Drop the pictures, then extract the listing word for word.

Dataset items
------------------------------------------------

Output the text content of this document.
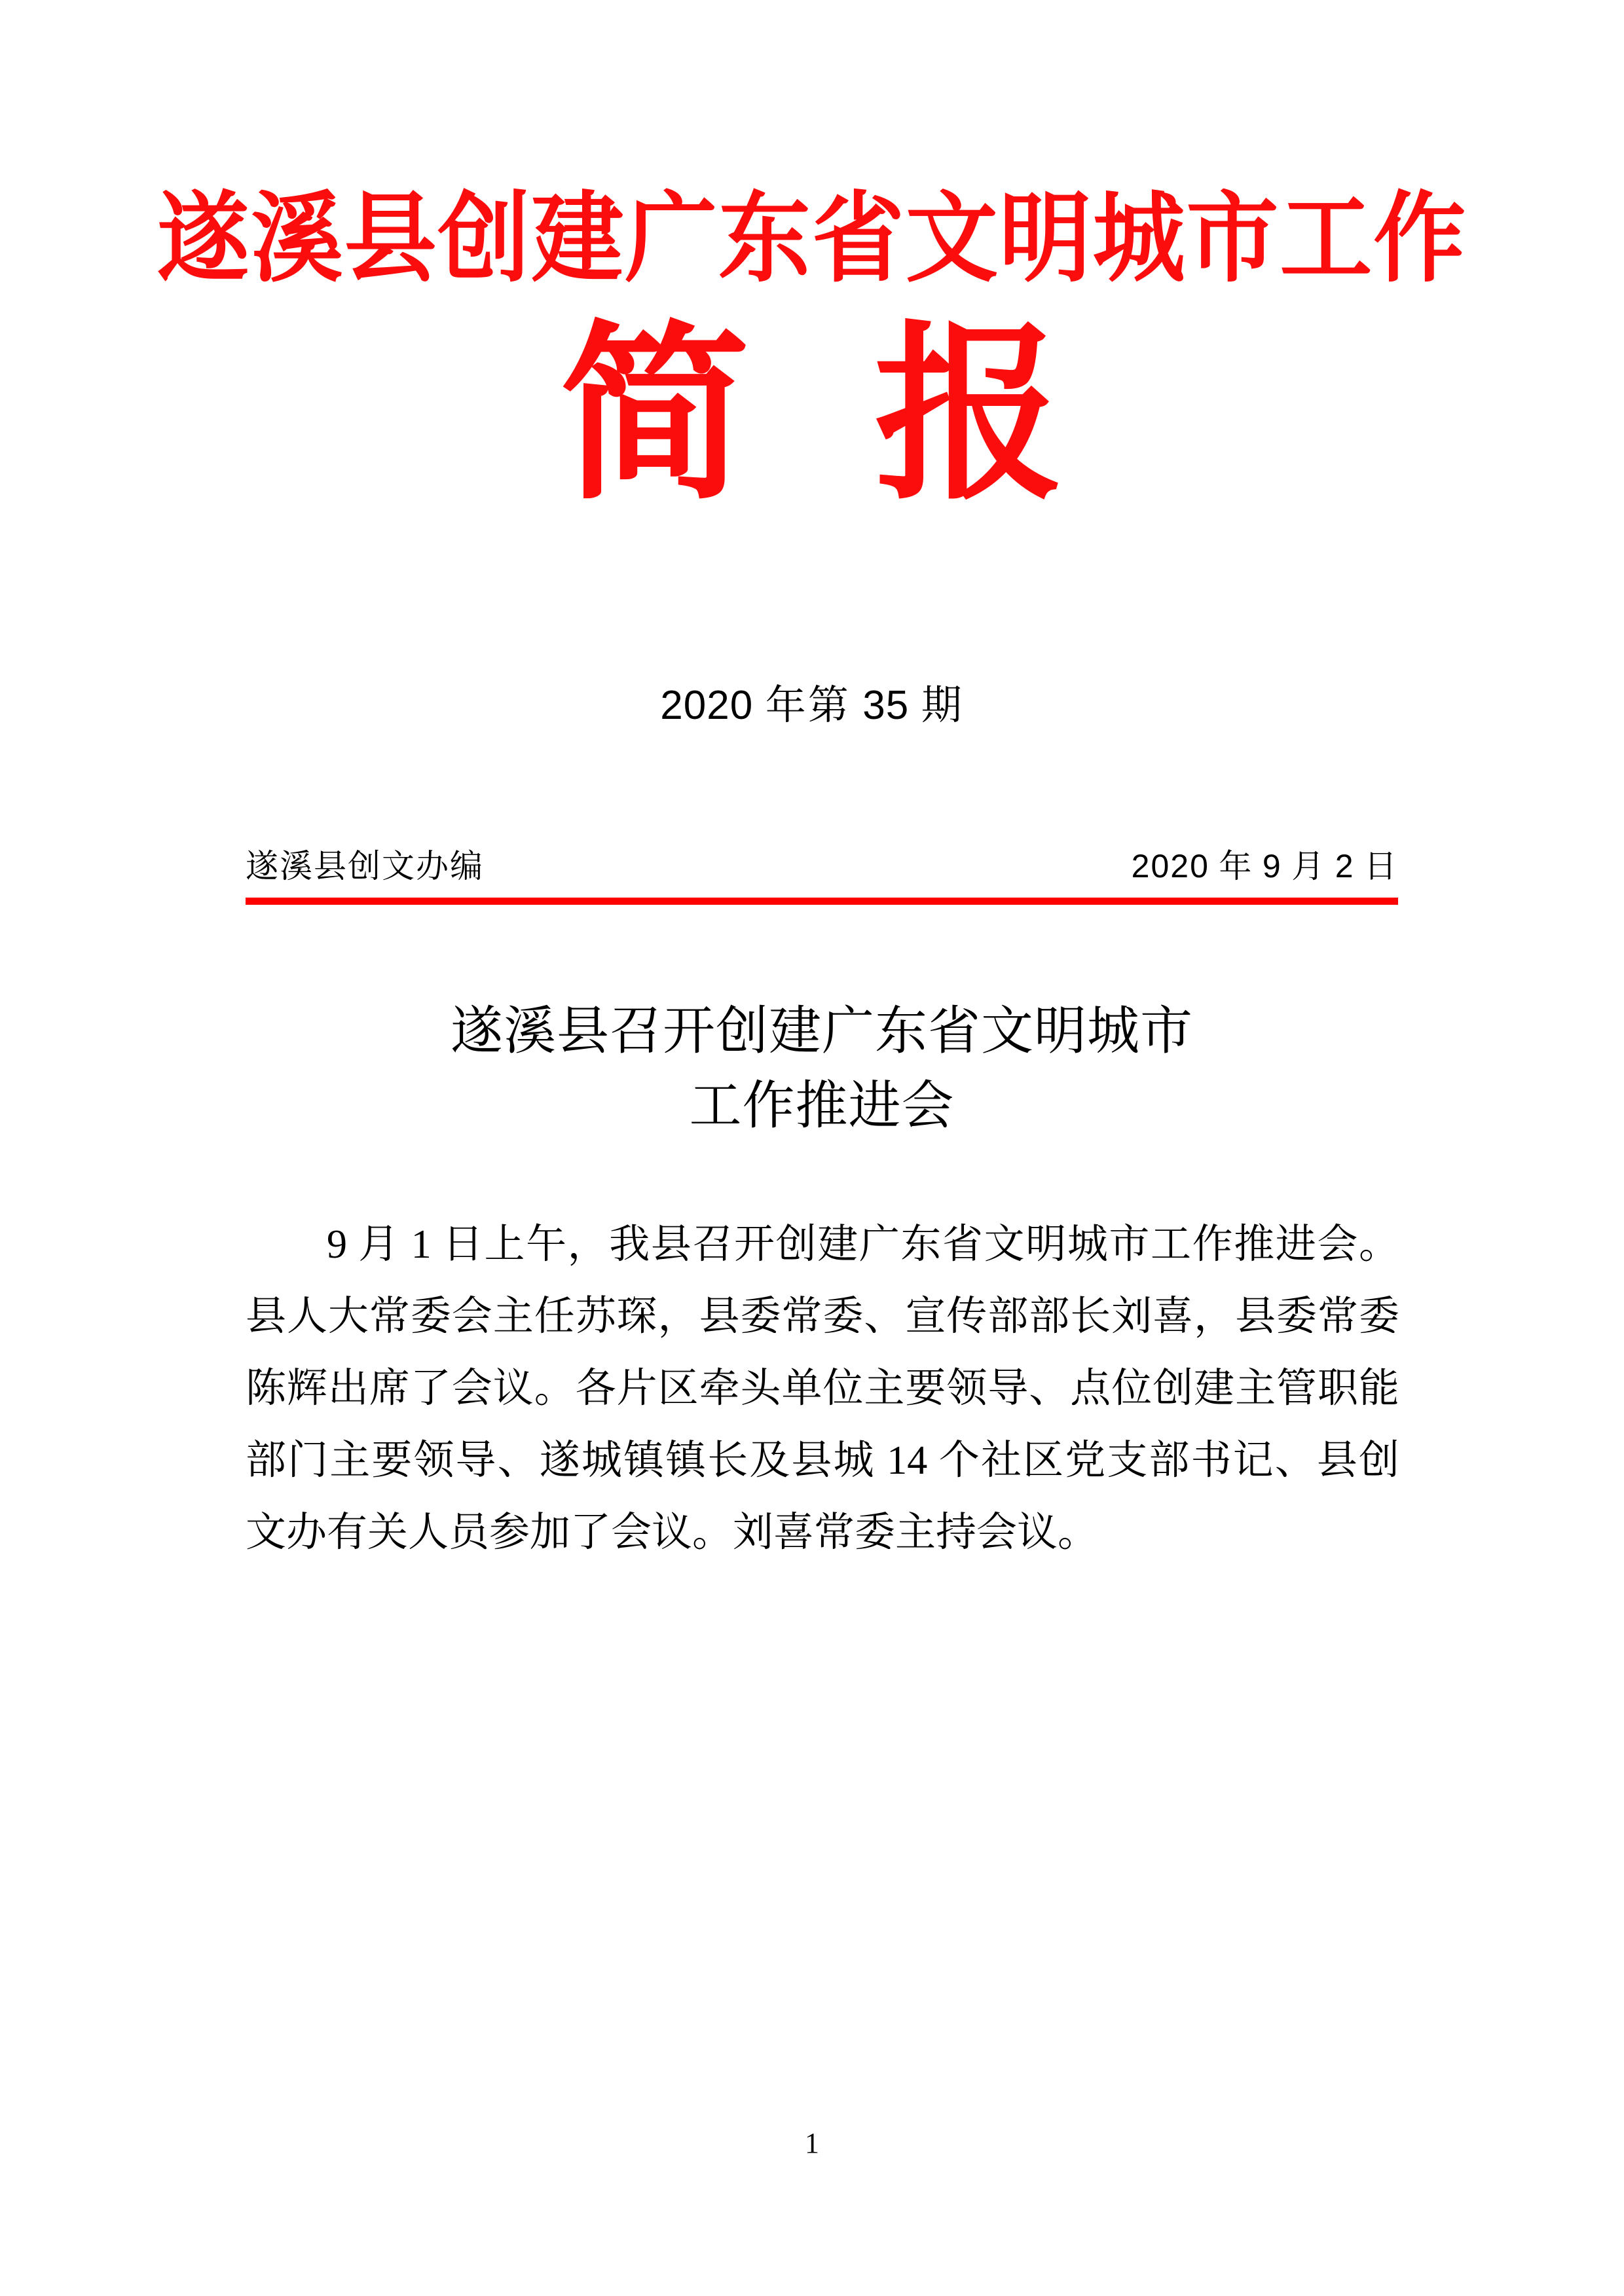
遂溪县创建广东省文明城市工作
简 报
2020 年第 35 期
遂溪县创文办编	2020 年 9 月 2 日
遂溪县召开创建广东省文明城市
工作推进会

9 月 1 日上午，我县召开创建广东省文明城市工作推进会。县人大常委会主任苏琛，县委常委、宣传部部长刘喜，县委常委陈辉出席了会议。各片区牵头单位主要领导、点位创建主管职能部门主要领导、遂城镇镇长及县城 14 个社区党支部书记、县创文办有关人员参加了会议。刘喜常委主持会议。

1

------------------------------------------------

Response to the exercise
Output the text content of this document.
遂溪县创建广东省文明城市工作
简 报
2020 年第 35 期
遂溪县创文办编	2020 年 9 月 2 日
遂溪县召开创建广东省文明城市
工作推进会

9 月 1 日上午，我县召开创建广东省文明城市工作推进会。县人大常委会主任苏琛，县委常委、宣传部部长刘喜，县委常委陈辉出席了会议。各片区牵头单位主要领导、点位创建主管职能部门主要领导、遂城镇镇长及县城 14 个社区党支部书记、县创文办有关人员参加了会议。刘喜常委主持会议。

1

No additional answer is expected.